> PROBLEM REQUIREMENTS:
Copy the records below exactly as they are written.

________________________

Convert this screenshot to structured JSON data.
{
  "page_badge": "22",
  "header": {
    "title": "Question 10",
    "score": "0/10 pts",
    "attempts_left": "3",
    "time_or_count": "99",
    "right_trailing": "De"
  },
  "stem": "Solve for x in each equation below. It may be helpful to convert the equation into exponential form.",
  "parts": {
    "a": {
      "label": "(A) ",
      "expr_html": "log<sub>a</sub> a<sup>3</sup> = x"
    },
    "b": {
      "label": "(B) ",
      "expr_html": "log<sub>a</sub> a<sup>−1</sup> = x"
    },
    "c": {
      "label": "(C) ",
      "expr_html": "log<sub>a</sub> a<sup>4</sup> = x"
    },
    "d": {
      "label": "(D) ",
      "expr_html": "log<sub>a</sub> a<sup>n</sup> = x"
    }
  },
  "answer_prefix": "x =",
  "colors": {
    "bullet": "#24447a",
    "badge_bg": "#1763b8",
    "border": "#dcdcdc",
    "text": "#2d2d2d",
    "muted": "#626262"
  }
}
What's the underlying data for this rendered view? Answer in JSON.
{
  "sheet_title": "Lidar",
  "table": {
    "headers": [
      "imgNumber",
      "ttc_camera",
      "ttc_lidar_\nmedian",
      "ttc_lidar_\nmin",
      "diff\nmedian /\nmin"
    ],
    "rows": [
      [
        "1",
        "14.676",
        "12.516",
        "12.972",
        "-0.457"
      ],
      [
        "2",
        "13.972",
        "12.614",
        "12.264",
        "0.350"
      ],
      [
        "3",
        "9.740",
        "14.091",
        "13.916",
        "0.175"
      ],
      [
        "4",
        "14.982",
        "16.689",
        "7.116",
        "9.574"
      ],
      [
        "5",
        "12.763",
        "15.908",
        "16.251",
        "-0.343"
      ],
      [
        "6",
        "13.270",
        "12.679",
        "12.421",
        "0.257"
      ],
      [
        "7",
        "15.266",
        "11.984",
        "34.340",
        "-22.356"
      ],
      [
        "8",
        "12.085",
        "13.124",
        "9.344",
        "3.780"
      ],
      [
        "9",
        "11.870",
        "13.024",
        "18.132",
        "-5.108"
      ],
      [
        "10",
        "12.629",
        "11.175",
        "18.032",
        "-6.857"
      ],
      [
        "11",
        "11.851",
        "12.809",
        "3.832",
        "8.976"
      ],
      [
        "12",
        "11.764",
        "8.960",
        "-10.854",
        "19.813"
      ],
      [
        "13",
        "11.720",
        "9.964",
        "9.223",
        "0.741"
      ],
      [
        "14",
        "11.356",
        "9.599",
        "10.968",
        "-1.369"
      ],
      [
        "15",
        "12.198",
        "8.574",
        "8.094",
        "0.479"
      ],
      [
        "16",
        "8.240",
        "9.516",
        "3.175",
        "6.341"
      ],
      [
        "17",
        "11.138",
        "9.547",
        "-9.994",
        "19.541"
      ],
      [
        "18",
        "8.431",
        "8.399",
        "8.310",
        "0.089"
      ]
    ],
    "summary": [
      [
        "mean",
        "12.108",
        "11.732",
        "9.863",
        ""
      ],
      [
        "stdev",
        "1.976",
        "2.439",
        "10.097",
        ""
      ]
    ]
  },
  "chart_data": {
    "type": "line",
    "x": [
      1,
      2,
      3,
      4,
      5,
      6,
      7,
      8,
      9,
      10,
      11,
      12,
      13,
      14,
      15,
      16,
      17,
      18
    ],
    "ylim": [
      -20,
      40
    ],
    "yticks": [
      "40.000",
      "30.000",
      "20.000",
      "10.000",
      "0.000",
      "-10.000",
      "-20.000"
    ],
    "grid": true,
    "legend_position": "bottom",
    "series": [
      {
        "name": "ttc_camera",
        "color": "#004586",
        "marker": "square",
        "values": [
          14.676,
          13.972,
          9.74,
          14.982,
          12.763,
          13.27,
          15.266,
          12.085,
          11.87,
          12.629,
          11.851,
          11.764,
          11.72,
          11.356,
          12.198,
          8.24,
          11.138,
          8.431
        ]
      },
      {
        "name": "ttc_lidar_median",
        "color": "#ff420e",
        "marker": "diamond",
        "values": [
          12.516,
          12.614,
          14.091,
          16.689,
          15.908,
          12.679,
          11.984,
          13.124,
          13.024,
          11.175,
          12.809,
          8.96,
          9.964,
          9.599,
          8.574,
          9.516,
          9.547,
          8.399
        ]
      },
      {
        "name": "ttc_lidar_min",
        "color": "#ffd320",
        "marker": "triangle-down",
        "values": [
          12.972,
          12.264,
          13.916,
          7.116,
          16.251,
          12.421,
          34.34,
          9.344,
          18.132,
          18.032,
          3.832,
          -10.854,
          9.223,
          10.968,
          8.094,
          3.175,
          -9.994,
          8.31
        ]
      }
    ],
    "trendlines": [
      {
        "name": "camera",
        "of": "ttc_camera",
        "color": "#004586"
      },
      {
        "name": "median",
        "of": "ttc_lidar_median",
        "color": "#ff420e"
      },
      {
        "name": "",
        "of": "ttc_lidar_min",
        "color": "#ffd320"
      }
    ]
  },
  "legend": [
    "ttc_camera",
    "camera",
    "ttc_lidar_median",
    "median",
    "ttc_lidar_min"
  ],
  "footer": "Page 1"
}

________________________

> CORRECT RESPONSE:
Convert this screenshot to structured JSON data.
{
  "page_badge": "22",
  "header": {
    "title": "Question 10",
    "score": "0/10 pts",
    "attempts_left": "3",
    "time_or_count": "99",
    "right_trailing": "De"
  },
  "stem": "Solve for x in each equation below. It may be helpful to convert the equation into exponential form.",
  "parts": {
    "a": {
      "label": "(A) ",
      "expr_html": "log<sub>a</sub> a<sup>3</sup> = x"
    },
    "b": {
      "label": "(B) ",
      "expr_html": "log<sub>a</sub> a<sup>−1</sup> = x"
    },
    "c": {
      "label": "(C) ",
      "expr_html": "log<sub>a</sub> a<sup>4</sup> = x"
    },
    "d": {
      "label": "(D) ",
      "expr_html": "log<sub>a</sub> a<sup>n</sup> = x"
    }
  },
  "answer_prefix": "x =",
  "colors": {
    "bullet": "#24447a",
    "badge_bg": "#1763b8",
    "border": "#dcdcdc",
    "text": "#2d2d2d",
    "muted": "#626262"
  }
}
What's the underlying data for this rendered view? Answer in JSON.
{
  "sheet_title": "Lidar",
  "table": {
    "headers": [
      "imgNumber",
      "ttc_camera",
      "ttc_lidar_\nmedian",
      "ttc_lidar_\nmin",
      "diff\nmedian /\nmin"
    ],
    "rows": [
      [
        "1",
        "14.676",
        "12.516",
        "12.972",
        "-0.457"
      ],
      [
        "2",
        "13.972",
        "12.614",
        "12.264",
        "0.350"
      ],
      [
        "3",
        "9.740",
        "14.091",
        "13.916",
        "0.175"
      ],
      [
        "4",
        "14.982",
        "16.689",
        "7.116",
        "9.574"
      ],
      [
        "5",
        "12.763",
        "15.908",
        "16.251",
        "-0.343"
      ],
      [
        "6",
        "13.270",
        "12.679",
        "12.421",
        "0.257"
      ],
      [
        "7",
        "15.266",
        "11.984",
        "34.340",
        "-22.356"
      ],
      [
        "8",
        "12.085",
        "13.124",
        "9.344",
        "3.780"
      ],
      [
        "9",
        "11.870",
        "13.024",
        "18.132",
        "-5.108"
      ],
      [
        "10",
        "12.629",
        "11.175",
        "18.032",
        "-6.857"
      ],
      [
        "11",
        "11.851",
        "12.809",
        "3.832",
        "8.976"
      ],
      [
        "12",
        "11.764",
        "8.960",
        "-10.854",
        "19.813"
      ],
      [
        "13",
        "11.720",
        "9.964",
        "9.223",
        "0.741"
      ],
      [
        "14",
        "11.356",
        "9.599",
        "10.968",
        "-1.369"
      ],
      [
        "15",
        "12.198",
        "8.574",
        "8.094",
        "0.479"
      ],
      [
        "16",
        "8.240",
        "9.516",
        "3.175",
        "6.341"
      ],
      [
        "17",
        "11.138",
        "9.547",
        "-9.994",
        "19.541"
      ],
      [
        "18",
        "8.431",
        "8.399",
        "8.310",
        "0.089"
      ]
    ],
    "summary": [
      [
        "mean",
        "12.108",
        "11.732",
        "9.863",
        ""
      ],
      [
        "stdev",
        "1.976",
        "2.439",
        "10.097",
        ""
      ]
    ]
  },
  "chart_data": {
    "type": "line",
    "x": [
      1,
      2,
      3,
      4,
      5,
      6,
      7,
      8,
      9,
      10,
      11,
      12,
      13,
      14,
      15,
      16,
      17,
      18
    ],
    "ylim": [
      -20,
      40
    ],
    "yticks": [
      "40.000",
      "30.000",
      "20.000",
      "10.000",
      "0.000",
      "-10.000",
      "-20.000"
    ],
    "grid": true,
    "legend_position": "bottom",
    "series": [
      {
        "name": "ttc_camera",
        "color": "#004586",
        "marker": "square",
        "values": [
          14.676,
          13.972,
          9.74,
          14.982,
          12.763,
          13.27,
          15.266,
          12.085,
          11.87,
          12.629,
          11.851,
          11.764,
          11.72,
          11.356,
          12.198,
          8.24,
          11.138,
          8.431
        ]
      },
      {
        "name": "ttc_lidar_median",
        "color": "#ff420e",
        "marker": "diamond",
        "values": [
          12.516,
          12.614,
          14.091,
          16.689,
          15.908,
          12.679,
          11.984,
          13.124,
          13.024,
          11.175,
          12.809,
          8.96,
          9.964,
          9.599,
          8.574,
          9.516,
          9.547,
          8.399
        ]
      },
      {
        "name": "ttc_lidar_min",
        "color": "#ffd320",
        "marker": "triangle-down",
        "values": [
          12.972,
          12.264,
          13.916,
          7.116,
          16.251,
          12.421,
          34.34,
          9.344,
          18.132,
          18.032,
          3.832,
          -10.854,
          9.223,
          10.968,
          8.094,
          3.175,
          -9.994,
          8.31
        ]
      }
    ],
    "trendlines": [
      {
        "name": "camera",
        "of": "ttc_camera",
        "color": "#004586"
      },
      {
        "name": "median",
        "of": "ttc_lidar_median",
        "color": "#ff420e"
      },
      {
        "name": "",
        "of": "ttc_lidar_min",
        "color": "#ffd320"
      }
    ]
  },
  "legend": [
    "ttc_camera",
    "camera",
    "ttc_lidar_median",
    "median",
    "ttc_lidar_min"
  ],
  "footer": "Page 1"
}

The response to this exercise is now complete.